### WHAT IS EXPECTED
Print all of the data exactly.

Saved entries:
----
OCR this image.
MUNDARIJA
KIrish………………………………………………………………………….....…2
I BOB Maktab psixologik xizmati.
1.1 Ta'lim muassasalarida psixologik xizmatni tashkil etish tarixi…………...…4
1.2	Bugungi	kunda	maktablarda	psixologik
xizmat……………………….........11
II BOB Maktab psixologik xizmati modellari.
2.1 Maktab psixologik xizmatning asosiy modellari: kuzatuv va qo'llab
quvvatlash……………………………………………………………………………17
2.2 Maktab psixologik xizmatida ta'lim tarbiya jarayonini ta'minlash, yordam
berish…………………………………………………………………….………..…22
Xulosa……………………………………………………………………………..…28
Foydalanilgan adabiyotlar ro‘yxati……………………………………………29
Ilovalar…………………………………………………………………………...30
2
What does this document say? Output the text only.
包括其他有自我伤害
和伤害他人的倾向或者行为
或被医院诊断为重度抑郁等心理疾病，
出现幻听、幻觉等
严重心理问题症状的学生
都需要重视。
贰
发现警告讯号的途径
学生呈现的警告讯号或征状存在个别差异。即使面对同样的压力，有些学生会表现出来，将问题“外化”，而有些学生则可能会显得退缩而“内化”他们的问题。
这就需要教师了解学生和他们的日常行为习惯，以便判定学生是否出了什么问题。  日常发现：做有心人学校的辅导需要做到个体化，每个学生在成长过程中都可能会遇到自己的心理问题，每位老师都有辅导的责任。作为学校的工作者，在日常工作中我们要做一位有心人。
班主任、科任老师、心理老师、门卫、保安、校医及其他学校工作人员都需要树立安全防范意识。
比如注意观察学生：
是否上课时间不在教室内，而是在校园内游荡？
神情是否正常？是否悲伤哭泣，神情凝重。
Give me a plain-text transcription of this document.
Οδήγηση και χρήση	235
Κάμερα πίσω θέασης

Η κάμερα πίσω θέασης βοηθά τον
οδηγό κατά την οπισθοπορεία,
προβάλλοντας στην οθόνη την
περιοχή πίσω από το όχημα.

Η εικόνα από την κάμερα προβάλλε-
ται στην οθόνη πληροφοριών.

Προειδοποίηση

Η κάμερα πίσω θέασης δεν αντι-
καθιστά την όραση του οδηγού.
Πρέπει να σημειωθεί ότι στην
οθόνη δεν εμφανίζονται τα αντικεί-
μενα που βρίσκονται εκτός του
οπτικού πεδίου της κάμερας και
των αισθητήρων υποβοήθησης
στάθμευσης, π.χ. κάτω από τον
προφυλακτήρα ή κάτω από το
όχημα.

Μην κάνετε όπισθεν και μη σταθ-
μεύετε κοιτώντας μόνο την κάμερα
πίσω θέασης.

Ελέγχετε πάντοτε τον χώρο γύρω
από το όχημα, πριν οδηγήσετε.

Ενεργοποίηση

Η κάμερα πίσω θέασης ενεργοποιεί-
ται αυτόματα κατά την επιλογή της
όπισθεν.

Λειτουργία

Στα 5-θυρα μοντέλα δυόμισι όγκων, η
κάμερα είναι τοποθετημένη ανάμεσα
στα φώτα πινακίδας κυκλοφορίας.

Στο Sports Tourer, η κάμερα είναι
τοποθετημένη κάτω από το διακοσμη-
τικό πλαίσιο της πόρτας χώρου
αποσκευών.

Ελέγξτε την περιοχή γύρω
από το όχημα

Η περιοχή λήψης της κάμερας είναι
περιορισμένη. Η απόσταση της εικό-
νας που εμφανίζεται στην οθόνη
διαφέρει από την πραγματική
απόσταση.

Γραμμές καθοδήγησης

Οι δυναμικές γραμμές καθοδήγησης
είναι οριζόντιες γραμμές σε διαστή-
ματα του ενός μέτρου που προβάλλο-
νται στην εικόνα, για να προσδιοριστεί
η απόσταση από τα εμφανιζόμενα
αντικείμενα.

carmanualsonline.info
----
### ANSWER TO THE PROBLEM
OCR this image.
MUNDARIJA
KIrish………………………………………………………………………….....…2
I BOB Maktab psixologik xizmati.
1.1 Ta'lim muassasalarida psixologik xizmatni tashkil etish tarixi…………...…4
1.2	Bugungi	kunda	maktablarda	psixologik
xizmat……………………….........11
II BOB Maktab psixologik xizmati modellari.
2.1 Maktab psixologik xizmatning asosiy modellari: kuzatuv va qo'llab
quvvatlash……………………………………………………………………………17
2.2 Maktab psixologik xizmatida ta'lim tarbiya jarayonini ta'minlash, yordam
berish…………………………………………………………………….………..…22
Xulosa……………………………………………………………………………..…28
Foydalanilgan adabiyotlar ro‘yxati……………………………………………29
Ilovalar…………………………………………………………………………...30
2
What does this document say? Output the text only.
包括其他有自我伤害
和伤害他人的倾向或者行为
或被医院诊断为重度抑郁等心理疾病，
出现幻听、幻觉等
严重心理问题症状的学生
都需要重视。
贰
发现警告讯号的途径
学生呈现的警告讯号或征状存在个别差异。即使面对同样的压力，有些学生会表现出来，将问题“外化”，而有些学生则可能会显得退缩而“内化”他们的问题。
这就需要教师了解学生和他们的日常行为习惯，以便判定学生是否出了什么问题。  日常发现：做有心人学校的辅导需要做到个体化，每个学生在成长过程中都可能会遇到自己的心理问题，每位老师都有辅导的责任。作为学校的工作者，在日常工作中我们要做一位有心人。
班主任、科任老师、心理老师、门卫、保安、校医及其他学校工作人员都需要树立安全防范意识。
比如注意观察学生：
是否上课时间不在教室内，而是在校园内游荡？
神情是否正常？是否悲伤哭泣，神情凝重。
Give me a plain-text transcription of this document.
Οδήγηση και χρήση	235
Κάμερα πίσω θέασης

Η κάμερα πίσω θέασης βοηθά τον
οδηγό κατά την οπισθοπορεία,
προβάλλοντας στην οθόνη την
περιοχή πίσω από το όχημα.

Η εικόνα από την κάμερα προβάλλε-
ται στην οθόνη πληροφοριών.

Προειδοποίηση

Η κάμερα πίσω θέασης δεν αντι-
καθιστά την όραση του οδηγού.
Πρέπει να σημειωθεί ότι στην
οθόνη δεν εμφανίζονται τα αντικεί-
μενα που βρίσκονται εκτός του
οπτικού πεδίου της κάμερας και
των αισθητήρων υποβοήθησης
στάθμευσης, π.χ. κάτω από τον
προφυλακτήρα ή κάτω από το
όχημα.

Μην κάνετε όπισθεν και μη σταθ-
μεύετε κοιτώντας μόνο την κάμερα
πίσω θέασης.

Ελέγχετε πάντοτε τον χώρο γύρω
από το όχημα, πριν οδηγήσετε.

Ενεργοποίηση

Η κάμερα πίσω θέασης ενεργοποιεί-
ται αυτόματα κατά την επιλογή της
όπισθεν.

Λειτουργία

Στα 5-θυρα μοντέλα δυόμισι όγκων, η
κάμερα είναι τοποθετημένη ανάμεσα
στα φώτα πινακίδας κυκλοφορίας.

Στο Sports Tourer, η κάμερα είναι
τοποθετημένη κάτω από το διακοσμη-
τικό πλαίσιο της πόρτας χώρου
αποσκευών.

Ελέγξτε την περιοχή γύρω
από το όχημα

Η περιοχή λήψης της κάμερας είναι
περιορισμένη. Η απόσταση της εικό-
νας που εμφανίζεται στην οθόνη
διαφέρει από την πραγματική
απόσταση.

Γραμμές καθοδήγησης

Οι δυναμικές γραμμές καθοδήγησης
είναι οριζόντιες γραμμές σε διαστή-
ματα του ενός μέτρου που προβάλλο-
νται στην εικόνα, για να προσδιοριστεί
η απόσταση από τα εμφανιζόμενα
αντικείμενα.

carmanualsonline.info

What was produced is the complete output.